Reproduce all of the listing below without alteration.

Start of Provided data

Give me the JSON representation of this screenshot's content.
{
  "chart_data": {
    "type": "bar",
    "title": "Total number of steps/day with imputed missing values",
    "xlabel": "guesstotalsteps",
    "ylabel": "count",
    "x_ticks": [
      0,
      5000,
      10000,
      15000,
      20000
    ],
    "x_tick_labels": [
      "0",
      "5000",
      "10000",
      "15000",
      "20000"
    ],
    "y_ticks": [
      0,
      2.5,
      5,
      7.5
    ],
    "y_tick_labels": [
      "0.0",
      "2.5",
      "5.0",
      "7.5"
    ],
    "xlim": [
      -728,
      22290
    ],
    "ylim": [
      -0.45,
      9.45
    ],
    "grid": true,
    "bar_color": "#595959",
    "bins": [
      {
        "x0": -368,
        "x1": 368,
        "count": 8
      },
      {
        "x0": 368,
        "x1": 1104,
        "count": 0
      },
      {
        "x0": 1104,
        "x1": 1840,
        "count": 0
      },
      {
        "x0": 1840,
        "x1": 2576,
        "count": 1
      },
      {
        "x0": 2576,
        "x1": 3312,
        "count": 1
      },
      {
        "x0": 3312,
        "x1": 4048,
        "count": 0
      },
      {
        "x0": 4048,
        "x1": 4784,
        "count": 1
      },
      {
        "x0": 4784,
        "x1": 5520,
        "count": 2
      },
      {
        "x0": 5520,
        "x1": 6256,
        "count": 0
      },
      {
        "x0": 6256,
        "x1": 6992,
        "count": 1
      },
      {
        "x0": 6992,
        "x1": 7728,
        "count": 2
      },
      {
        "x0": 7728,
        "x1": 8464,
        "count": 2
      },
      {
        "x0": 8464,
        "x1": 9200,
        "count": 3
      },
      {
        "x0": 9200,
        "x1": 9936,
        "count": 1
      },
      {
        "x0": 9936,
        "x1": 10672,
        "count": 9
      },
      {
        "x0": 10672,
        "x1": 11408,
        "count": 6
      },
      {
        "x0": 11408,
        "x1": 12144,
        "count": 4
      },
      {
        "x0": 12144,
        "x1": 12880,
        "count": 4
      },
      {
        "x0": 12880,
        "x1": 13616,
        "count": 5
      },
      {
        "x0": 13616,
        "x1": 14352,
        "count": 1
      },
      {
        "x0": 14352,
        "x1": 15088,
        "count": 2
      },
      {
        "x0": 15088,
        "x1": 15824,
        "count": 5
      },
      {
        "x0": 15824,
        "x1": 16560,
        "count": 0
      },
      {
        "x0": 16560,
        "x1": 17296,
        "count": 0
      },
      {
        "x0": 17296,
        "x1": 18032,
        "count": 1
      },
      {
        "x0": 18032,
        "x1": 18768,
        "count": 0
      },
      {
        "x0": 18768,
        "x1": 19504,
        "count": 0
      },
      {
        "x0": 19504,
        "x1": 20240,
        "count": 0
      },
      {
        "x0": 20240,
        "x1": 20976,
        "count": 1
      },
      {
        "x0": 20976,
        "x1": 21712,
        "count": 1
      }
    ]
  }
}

End of Provided data

- [Final answer]:
Give me the JSON representation of this screenshot's content.
{
  "chart_data": {
    "type": "bar",
    "title": "Total number of steps/day with imputed missing values",
    "xlabel": "guesstotalsteps",
    "ylabel": "count",
    "x_ticks": [
      0,
      5000,
      10000,
      15000,
      20000
    ],
    "x_tick_labels": [
      "0",
      "5000",
      "10000",
      "15000",
      "20000"
    ],
    "y_ticks": [
      0,
      2.5,
      5,
      7.5
    ],
    "y_tick_labels": [
      "0.0",
      "2.5",
      "5.0",
      "7.5"
    ],
    "xlim": [
      -728,
      22290
    ],
    "ylim": [
      -0.45,
      9.45
    ],
    "grid": true,
    "bar_color": "#595959",
    "bins": [
      {
        "x0": -368,
        "x1": 368,
        "count": 8
      },
      {
        "x0": 368,
        "x1": 1104,
        "count": 0
      },
      {
        "x0": 1104,
        "x1": 1840,
        "count": 0
      },
      {
        "x0": 1840,
        "x1": 2576,
        "count": 1
      },
      {
        "x0": 2576,
        "x1": 3312,
        "count": 1
      },
      {
        "x0": 3312,
        "x1": 4048,
        "count": 0
      },
      {
        "x0": 4048,
        "x1": 4784,
        "count": 1
      },
      {
        "x0": 4784,
        "x1": 5520,
        "count": 2
      },
      {
        "x0": 5520,
        "x1": 6256,
        "count": 0
      },
      {
        "x0": 6256,
        "x1": 6992,
        "count": 1
      },
      {
        "x0": 6992,
        "x1": 7728,
        "count": 2
      },
      {
        "x0": 7728,
        "x1": 8464,
        "count": 2
      },
      {
        "x0": 8464,
        "x1": 9200,
        "count": 3
      },
      {
        "x0": 9200,
        "x1": 9936,
        "count": 1
      },
      {
        "x0": 9936,
        "x1": 10672,
        "count": 9
      },
      {
        "x0": 10672,
        "x1": 11408,
        "count": 6
      },
      {
        "x0": 11408,
        "x1": 12144,
        "count": 4
      },
      {
        "x0": 12144,
        "x1": 12880,
        "count": 4
      },
      {
        "x0": 12880,
        "x1": 13616,
        "count": 5
      },
      {
        "x0": 13616,
        "x1": 14352,
        "count": 1
      },
      {
        "x0": 14352,
        "x1": 15088,
        "count": 2
      },
      {
        "x0": 15088,
        "x1": 15824,
        "count": 5
      },
      {
        "x0": 15824,
        "x1": 16560,
        "count": 0
      },
      {
        "x0": 16560,
        "x1": 17296,
        "count": 0
      },
      {
        "x0": 17296,
        "x1": 18032,
        "count": 1
      },
      {
        "x0": 18032,
        "x1": 18768,
        "count": 0
      },
      {
        "x0": 18768,
        "x1": 19504,
        "count": 0
      },
      {
        "x0": 19504,
        "x1": 20240,
        "count": 0
      },
      {
        "x0": 20240,
        "x1": 20976,
        "count": 1
      },
      {
        "x0": 20976,
        "x1": 21712,
        "count": 1
      }
    ]
  }
}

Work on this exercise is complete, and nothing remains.